## RECORDED INFORMATION

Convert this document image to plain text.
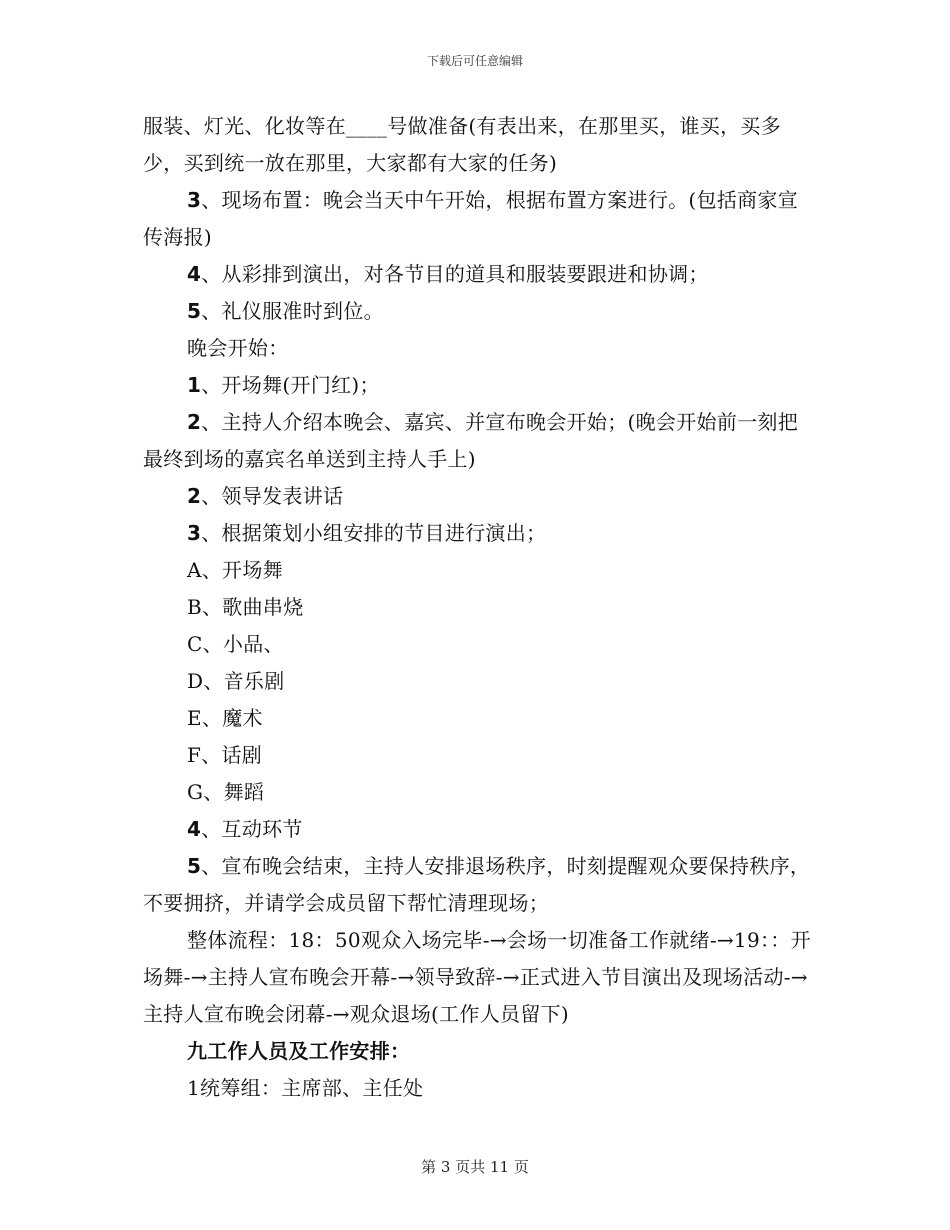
下载后可任意编辑

服装、灯光、化妆等在____号做准备(有表出来，在那里买，谁买，买多少，买到统一放在那里，大家都有大家的任务)

3、现场布置：晚会当天中午开始，根据布置方案进行。(包括商家宣传海报)

4、从彩排到演出，对各节目的道具和服装要跟进和协调；

5、礼仪服准时到位。

晚会开始：

1、开场舞(开门红)；

2、主持人介绍本晚会、嘉宾、并宣布晚会开始；(晚会开始前一刻把最终到场的嘉宾名单送到主持人手上)

2、领导发表讲话

3、根据策划小组安排的节目进行演出；

A、开场舞

B、歌曲串烧

C、小品、

D、音乐剧

E、魔术

F、话剧

G、舞蹈

4、互动环节

5、宣布晚会结束，主持人安排退场秩序，时刻提醒观众要保持秩序，不要拥挤，并请学会成员留下帮忙清理现场；

整体流程：18：50观众入场完毕-→会场一切准备工作就绪-→19：：开场舞-→主持人宣布晚会开幕-→领导致辞-→正式进入节目演出及现场活动-→主持人宣布晚会闭幕-→观众退场(工作人员留下)

九工作人员及工作安排：

1统筹组：主席部、主任处

第 3 页共 11 页
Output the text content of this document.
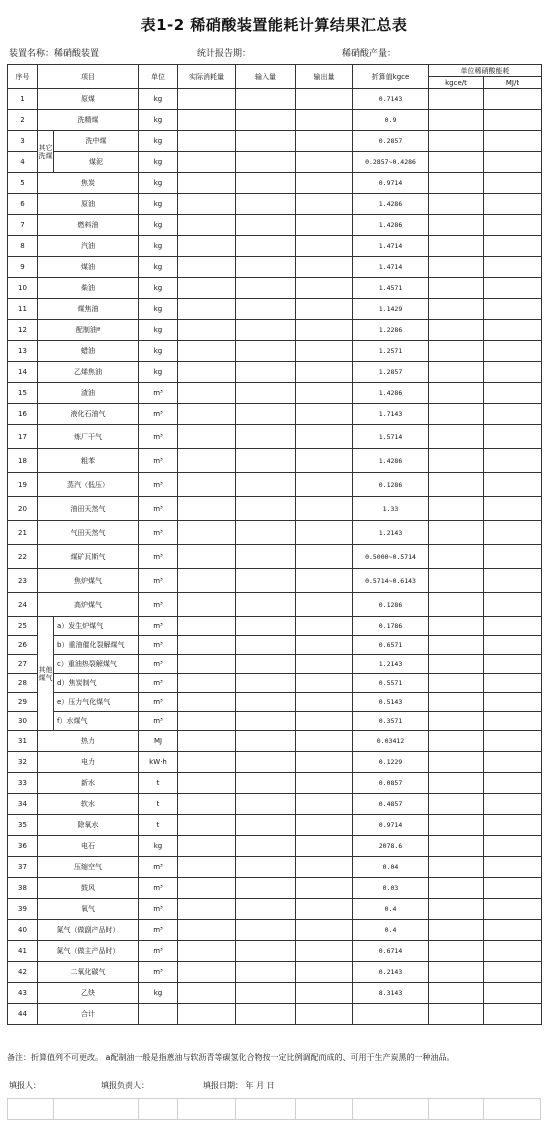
表1-2 稀硝酸装置能耗计算结果汇总表
装置名称：稀硝酸装置	统计报告期：	稀硝酸产量：
序号	项目		单位	实际消耗量	输入量	输出量	折算值kgce	单位稀硝酸能耗	
								kgce/t	MJ/t
1	原煤		kg				0.7143		
2	洗精煤		kg				0.9		
3	其它洗煤	洗中煤	kg				0.2857		
4		煤泥	kg				0.2857~0.4286		
5	焦炭		kg				0.9714		
6	原油		kg				1.4286		
7	燃料油		kg				1.4286		
8	汽油		kg				1.4714		
9	煤油		kg				1.4714		
10	柴油		kg				1.4571		
11	煤焦油		kg				1.1429		
12	配制油ª		kg				1.2286		
13	蜡油		kg				1.2571		
14	乙烯焦油		kg				1.2857		
15	渣油		m³				1.4286		
16	液化石油气		m³				1.7143		
17	炼厂干气		m³				1.5714		
18	粗苯		m³				1.4286		
19	蒸汽（低压）		m³				0.1286		
20	油田天然气		m³				1.33		
21	气田天然气		m³				1.2143		
22	煤矿瓦斯气		m³				0.5000~0.5714		
23	焦炉煤气		m³				0.5714~0.6143		
24	高炉煤气		m³				0.1286		
25	其他煤气	a）发生炉煤气	m³				0.1786		
26		b）重油催化裂解煤气	m³				0.6571		
27		c）重油热裂解煤气	m³				1.2143		
28		d）焦炭制气	m³				0.5571		
29		e）压力气化煤气	m³				0.5143		
30		f）水煤气	m³				0.3571		
31	热力		MJ				0.03412		
32	电力		kW·h				0.1229		
33	新水		t				0.0857		
34	软水		t				0.4857		
35	除氧水		t				0.9714		
36	电石		kg				2078.6		
37	压缩空气		m³				0.04		
38	鼓风		m³				0.03		
39	氧气		m³				0.4		
40	氮气（做副产品时）		m³				0.4		
41	氮气（做主产品时）		m³				0.6714		
42	二氧化碳气		m³				0.2143		
43	乙炔		kg				8.3143		
44	合计								
备注：折算值列不可更改。 a配制油一般是指蒽油与软沥青等碳氢化合物按一定比例调配而成的、可用于生产炭黑的一种油品。
填报人：	填报负责人：	填报日期： 年 月 日
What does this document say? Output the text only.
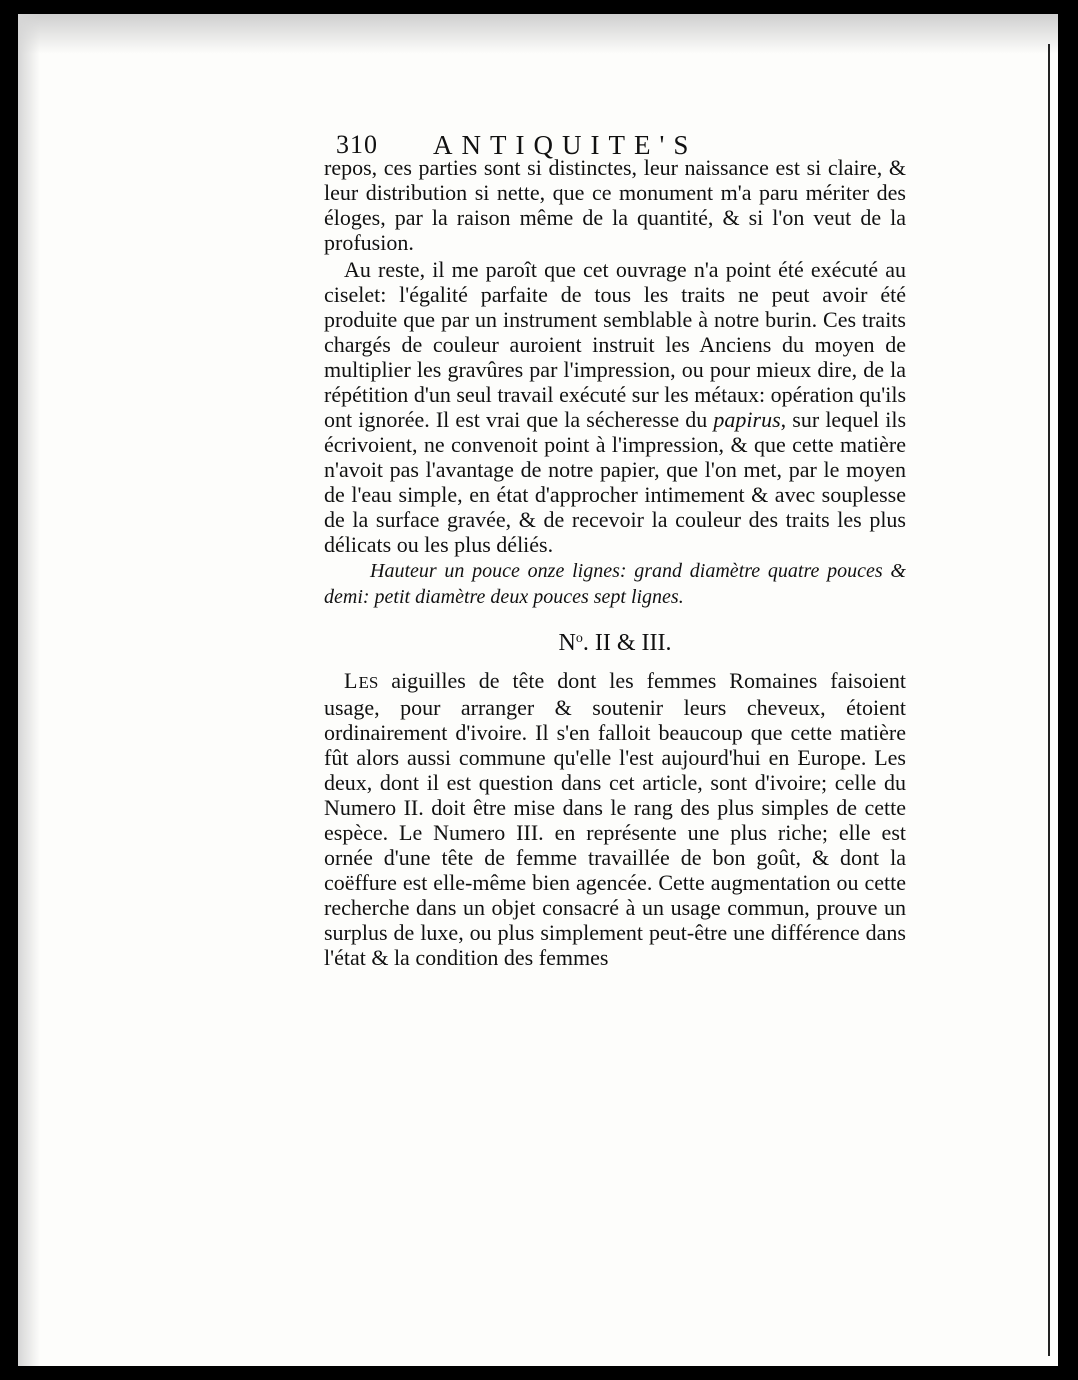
310 ANTIQUITE'S

repos, ces parties sont si distinctes, leur naissance est si claire, & leur distribution si nette, que ce monument m'a paru mériter des éloges, par la raison même de la quantité, & si l'on veut de la profusion.

Au reste, il me paroît que cet ouvrage n'a point été exécuté au ciselet: l'égalité parfaite de tous les traits ne peut avoir été produite que par un instrument semblable à notre burin. Ces traits chargés de couleur auroient instruit les Anciens du moyen de multiplier les gravûres par l'impression, ou pour mieux dire, de la répétition d'un seul travail exécuté sur les métaux: opération qu'ils ont ignorée. Il est vrai que la sécheresse du papirus, sur lequel ils écrivoient, ne convenoit point à l'impression, & que cette matière n'avoit pas l'avantage de notre papier, que l'on met, par le moyen de l'eau simple, en état d'approcher intimement & avec souplesse de la surface gravée, & de recevoir la couleur des traits les plus délicats ou les plus déliés.

Hauteur un pouce onze lignes: grand diamètre quatre pouces & demi: petit diamètre deux pouces sept lignes.

$N^o$. II & III.

LES aiguilles de tête dont les femmes Romaines faisoient usage, pour arranger & soutenir leurs cheveux, étoient ordinairement d'ivoire. Il s'en falloit beaucoup que cette matière fût alors aussi commune qu'elle l'est aujourd'hui en Europe. Les deux, dont il est question dans cet article, sont d'ivoire; celle du Numero II. doit être mise dans le rang des plus simples de cette espèce. Le Numero III. en représente une plus riche; elle est ornée d'une tête de femme travaillée de bon goût, & dont la coëffure est elle-même bien agencée. Cette augmentation ou cette recherche dans un objet consacré à un usage commun, prouve un surplus de luxe, ou plus simplement peut-être une différence dans l'état & la condition des femmes
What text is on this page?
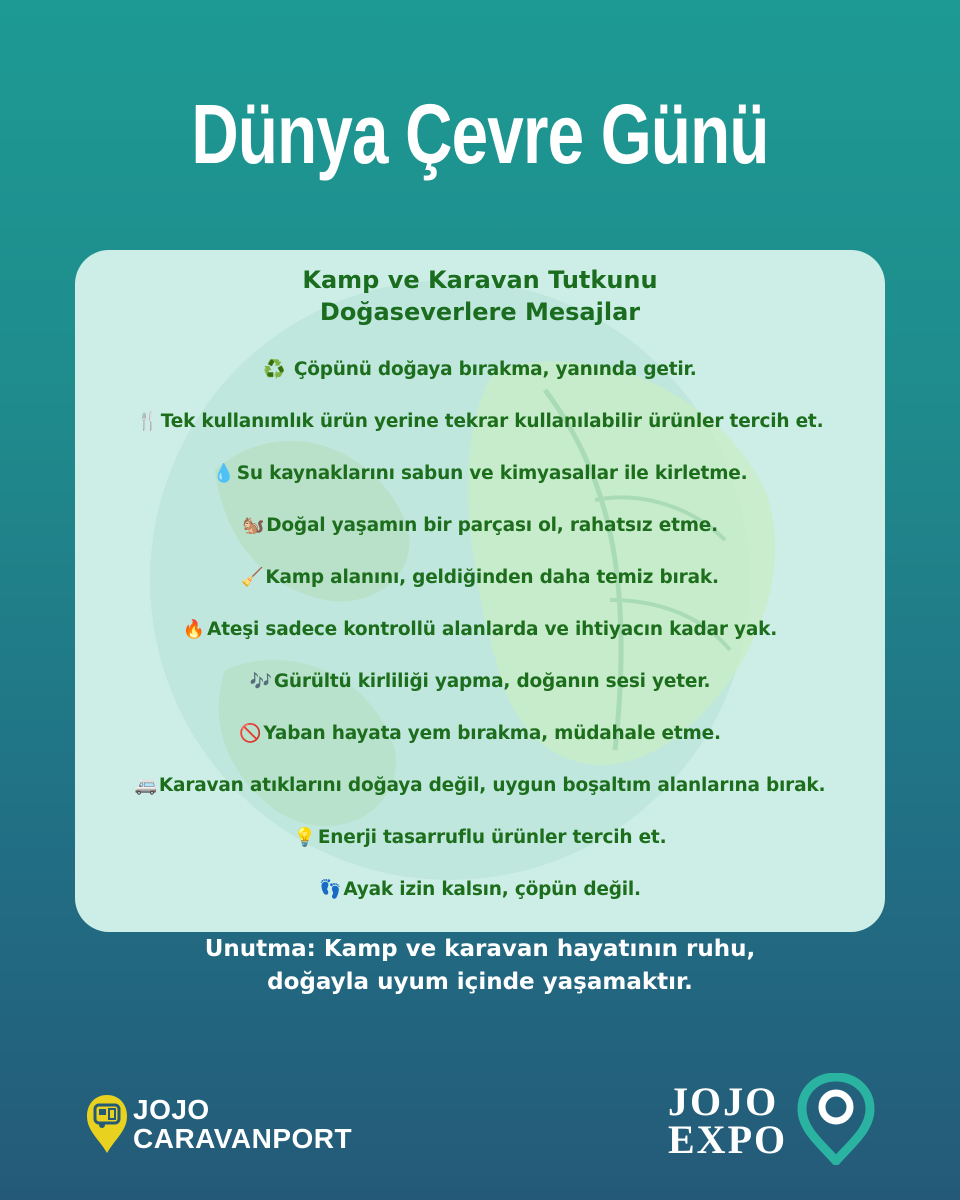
Dünya Çevre Günü
Kamp ve Karavan Tutkunu
Doğaseverlere Mesajlar
♻️ Çöpünü doğaya bırakma, yanında getir.
🍴 Tek kullanımlık ürün yerine tekrar kullanılabilir ürünler tercih et.
💧 Su kaynaklarını sabun ve kimyasallar ile kirletme.
🐿️ Doğal yaşamın bir parçası ol, rahatsız etme.
🧹 Kamp alanını, geldiğinden daha temiz bırak.
🔥 Ateşi sadece kontrollü alanlarda ve ihtiyacın kadar yak.
🎶 Gürültü kirliliği yapma, doğanın sesi yeter.
🚫 Yaban hayata yem bırakma, müdahale etme.
🚐 Karavan atıklarını doğaya değil, uygun boşaltım alanlarına bırak.
💡 Enerji tasarruflu ürünler tercih et.
👣 Ayak izin kalsın, çöpün değil.
Unutma: Kamp ve karavan hayatının ruhu,
doğayla uyum içinde yaşamaktır.
JOJO
CARAVANPORT
JOJO
EXPO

## BRIEF
Working from the entries above, return all lines that contain "doğaya".

## OUTPUT BELOW
♻️ Çöpünü doğaya bırakma, yanında getir.
🚐 Karavan atıklarını doğaya değil, uygun boşaltım alanlarına bırak.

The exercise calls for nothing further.